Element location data
....
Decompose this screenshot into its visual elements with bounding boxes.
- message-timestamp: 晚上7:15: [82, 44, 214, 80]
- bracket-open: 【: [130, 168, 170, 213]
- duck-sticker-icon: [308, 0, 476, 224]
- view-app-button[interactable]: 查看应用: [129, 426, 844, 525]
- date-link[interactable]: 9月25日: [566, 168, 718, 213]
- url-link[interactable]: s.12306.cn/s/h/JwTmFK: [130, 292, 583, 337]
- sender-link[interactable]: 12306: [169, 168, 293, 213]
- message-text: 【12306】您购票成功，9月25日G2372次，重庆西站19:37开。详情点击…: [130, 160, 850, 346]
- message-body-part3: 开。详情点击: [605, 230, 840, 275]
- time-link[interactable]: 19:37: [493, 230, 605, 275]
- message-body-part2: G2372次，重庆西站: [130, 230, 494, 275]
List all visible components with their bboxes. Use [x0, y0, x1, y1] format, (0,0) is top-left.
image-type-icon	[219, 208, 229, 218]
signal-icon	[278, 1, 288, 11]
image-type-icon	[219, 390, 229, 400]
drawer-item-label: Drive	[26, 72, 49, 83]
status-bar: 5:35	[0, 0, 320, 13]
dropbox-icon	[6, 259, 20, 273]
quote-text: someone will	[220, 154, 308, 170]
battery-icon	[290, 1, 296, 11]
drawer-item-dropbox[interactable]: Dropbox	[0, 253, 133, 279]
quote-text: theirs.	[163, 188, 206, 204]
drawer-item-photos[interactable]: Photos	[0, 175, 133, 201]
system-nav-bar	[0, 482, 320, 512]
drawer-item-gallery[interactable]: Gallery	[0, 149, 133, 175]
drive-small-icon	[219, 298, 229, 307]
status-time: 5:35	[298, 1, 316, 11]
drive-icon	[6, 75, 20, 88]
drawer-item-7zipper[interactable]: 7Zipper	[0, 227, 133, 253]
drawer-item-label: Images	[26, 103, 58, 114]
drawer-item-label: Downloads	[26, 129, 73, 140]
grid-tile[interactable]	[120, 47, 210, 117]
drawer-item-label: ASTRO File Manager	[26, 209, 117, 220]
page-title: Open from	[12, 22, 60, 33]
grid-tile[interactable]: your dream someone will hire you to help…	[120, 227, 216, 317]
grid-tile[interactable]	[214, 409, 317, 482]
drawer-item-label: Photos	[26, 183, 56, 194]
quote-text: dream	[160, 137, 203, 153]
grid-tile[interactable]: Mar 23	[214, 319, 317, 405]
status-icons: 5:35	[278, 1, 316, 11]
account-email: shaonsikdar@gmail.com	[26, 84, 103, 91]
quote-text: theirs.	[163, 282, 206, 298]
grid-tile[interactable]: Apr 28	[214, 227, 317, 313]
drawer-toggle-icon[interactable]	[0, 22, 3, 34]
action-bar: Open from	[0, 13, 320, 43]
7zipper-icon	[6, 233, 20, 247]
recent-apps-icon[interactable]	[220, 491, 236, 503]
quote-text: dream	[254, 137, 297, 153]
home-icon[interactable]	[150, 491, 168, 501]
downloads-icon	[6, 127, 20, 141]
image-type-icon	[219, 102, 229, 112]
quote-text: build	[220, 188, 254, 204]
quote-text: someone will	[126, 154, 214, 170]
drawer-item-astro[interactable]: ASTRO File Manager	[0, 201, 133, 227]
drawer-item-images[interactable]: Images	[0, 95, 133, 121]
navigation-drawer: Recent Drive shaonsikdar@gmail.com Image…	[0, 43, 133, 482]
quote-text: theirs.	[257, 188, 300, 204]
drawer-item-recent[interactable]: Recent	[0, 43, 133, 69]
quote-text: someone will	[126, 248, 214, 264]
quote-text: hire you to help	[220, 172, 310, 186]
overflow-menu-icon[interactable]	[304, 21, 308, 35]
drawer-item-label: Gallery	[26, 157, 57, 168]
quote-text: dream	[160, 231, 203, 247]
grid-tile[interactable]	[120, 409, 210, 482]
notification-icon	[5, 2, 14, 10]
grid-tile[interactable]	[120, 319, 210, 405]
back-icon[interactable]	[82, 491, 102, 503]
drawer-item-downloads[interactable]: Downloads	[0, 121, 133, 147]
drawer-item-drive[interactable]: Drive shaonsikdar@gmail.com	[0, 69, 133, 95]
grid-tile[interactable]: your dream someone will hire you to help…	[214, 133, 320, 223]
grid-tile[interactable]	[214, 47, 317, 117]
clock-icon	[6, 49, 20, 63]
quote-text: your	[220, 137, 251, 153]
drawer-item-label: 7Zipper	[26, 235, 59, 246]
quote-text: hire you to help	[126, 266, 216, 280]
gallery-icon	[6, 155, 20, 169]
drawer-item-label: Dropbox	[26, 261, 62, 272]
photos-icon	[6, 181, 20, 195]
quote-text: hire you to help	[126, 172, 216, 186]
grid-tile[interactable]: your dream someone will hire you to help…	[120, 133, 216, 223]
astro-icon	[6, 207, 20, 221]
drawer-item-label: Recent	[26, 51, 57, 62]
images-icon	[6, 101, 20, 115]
....
**Exercise requirements:** Switch "grid-tile" to "media-tile" wherever it occurs in the lines above and reproduce them with no other changes.

**The solution:**
Decompose this screenshot into its visual elements with bounding boxes.
- message-timestamp: 晚上7:15: [82, 44, 214, 80]
- bracket-open: 【: [130, 168, 170, 213]
- duck-sticker-icon: [308, 0, 476, 224]
- view-app-button[interactable]: 查看应用: [129, 426, 844, 525]
- date-link[interactable]: 9月25日: [566, 168, 718, 213]
- url-link[interactable]: s.12306.cn/s/h/JwTmFK: [130, 292, 583, 337]
- sender-link[interactable]: 12306: [169, 168, 293, 213]
- message-text: 【12306】您购票成功，9月25日G2372次，重庆西站19:37开。详情点击…: [130, 160, 850, 346]
- message-body-part3: 开。详情点击: [605, 230, 840, 275]
- time-link[interactable]: 19:37: [493, 230, 605, 275]
- message-body-part2: G2372次，重庆西站: [130, 230, 494, 275]
List all visible components with their bboxes. Use [x0, y0, x1, y1] format, (0,0) is top-left.
image-type-icon	[219, 208, 229, 218]
signal-icon	[278, 1, 288, 11]
image-type-icon	[219, 390, 229, 400]
drawer-item-label: Drive	[26, 72, 49, 83]
status-bar: 5:35	[0, 0, 320, 13]
dropbox-icon	[6, 259, 20, 273]
quote-text: someone will	[220, 154, 308, 170]
battery-icon	[290, 1, 296, 11]
drawer-item-dropbox[interactable]: Dropbox	[0, 253, 133, 279]
quote-text: theirs.	[163, 188, 206, 204]
drawer-item-photos[interactable]: Photos	[0, 175, 133, 201]
system-nav-bar	[0, 482, 320, 512]
drawer-item-gallery[interactable]: Gallery	[0, 149, 133, 175]
drive-small-icon	[219, 298, 229, 307]
status-time: 5:35	[298, 1, 316, 11]
drive-icon	[6, 75, 20, 88]
drawer-item-7zipper[interactable]: 7Zipper	[0, 227, 133, 253]
drawer-item-label: Images	[26, 103, 58, 114]
drawer-item-label: Downloads	[26, 129, 73, 140]
media-tile[interactable]	[120, 47, 210, 117]
drawer-item-label: ASTRO File Manager	[26, 209, 117, 220]
page-title: Open from	[12, 22, 60, 33]
media-tile[interactable]: your dream someone will hire you to help…	[120, 227, 216, 317]
media-tile[interactable]	[214, 409, 317, 482]
drawer-item-label: Photos	[26, 183, 56, 194]
quote-text: dream	[160, 137, 203, 153]
media-tile[interactable]: Mar 23	[214, 319, 317, 405]
status-icons: 5:35	[278, 1, 316, 11]
account-email: shaonsikdar@gmail.com	[26, 84, 103, 91]
quote-text: theirs.	[163, 282, 206, 298]
media-tile[interactable]: Apr 28	[214, 227, 317, 313]
drawer-toggle-icon[interactable]	[0, 22, 3, 34]
action-bar: Open from	[0, 13, 320, 43]
7zipper-icon	[6, 233, 20, 247]
recent-apps-icon[interactable]	[220, 491, 236, 503]
quote-text: dream	[254, 137, 297, 153]
home-icon[interactable]	[150, 491, 168, 501]
downloads-icon	[6, 127, 20, 141]
image-type-icon	[219, 102, 229, 112]
quote-text: build	[220, 188, 254, 204]
quote-text: someone will	[126, 154, 214, 170]
drawer-item-astro[interactable]: ASTRO File Manager	[0, 201, 133, 227]
drawer-item-images[interactable]: Images	[0, 95, 133, 121]
navigation-drawer: Recent Drive shaonsikdar@gmail.com Image…	[0, 43, 133, 482]
quote-text: theirs.	[257, 188, 300, 204]
drawer-item-recent[interactable]: Recent	[0, 43, 133, 69]
quote-text: someone will	[126, 248, 214, 264]
quote-text: hire you to help	[220, 172, 310, 186]
overflow-menu-icon[interactable]	[304, 21, 308, 35]
drawer-item-label: Gallery	[26, 157, 57, 168]
quote-text: dream	[160, 231, 203, 247]
media-tile[interactable]	[120, 409, 210, 482]
notification-icon	[5, 2, 14, 10]
media-tile[interactable]	[120, 319, 210, 405]
back-icon[interactable]	[82, 491, 102, 503]
drawer-item-downloads[interactable]: Downloads	[0, 121, 133, 147]
drawer-item-drive[interactable]: Drive shaonsikdar@gmail.com	[0, 69, 133, 95]
media-tile[interactable]: your dream someone will hire you to help…	[214, 133, 320, 223]
media-tile[interactable]	[214, 47, 317, 117]
clock-icon	[6, 49, 20, 63]
quote-text: your	[220, 137, 251, 153]
drawer-item-label: 7Zipper	[26, 235, 59, 246]
quote-text: hire you to help	[126, 266, 216, 280]
gallery-icon	[6, 155, 20, 169]
drawer-item-label: Dropbox	[26, 261, 62, 272]
photos-icon	[6, 181, 20, 195]
quote-text: hire you to help	[126, 172, 216, 186]
media-tile[interactable]: your dream someone will hire you to help…	[120, 133, 216, 223]
astro-icon	[6, 207, 20, 221]
drawer-item-label: Recent	[26, 51, 57, 62]
images-icon	[6, 101, 20, 115]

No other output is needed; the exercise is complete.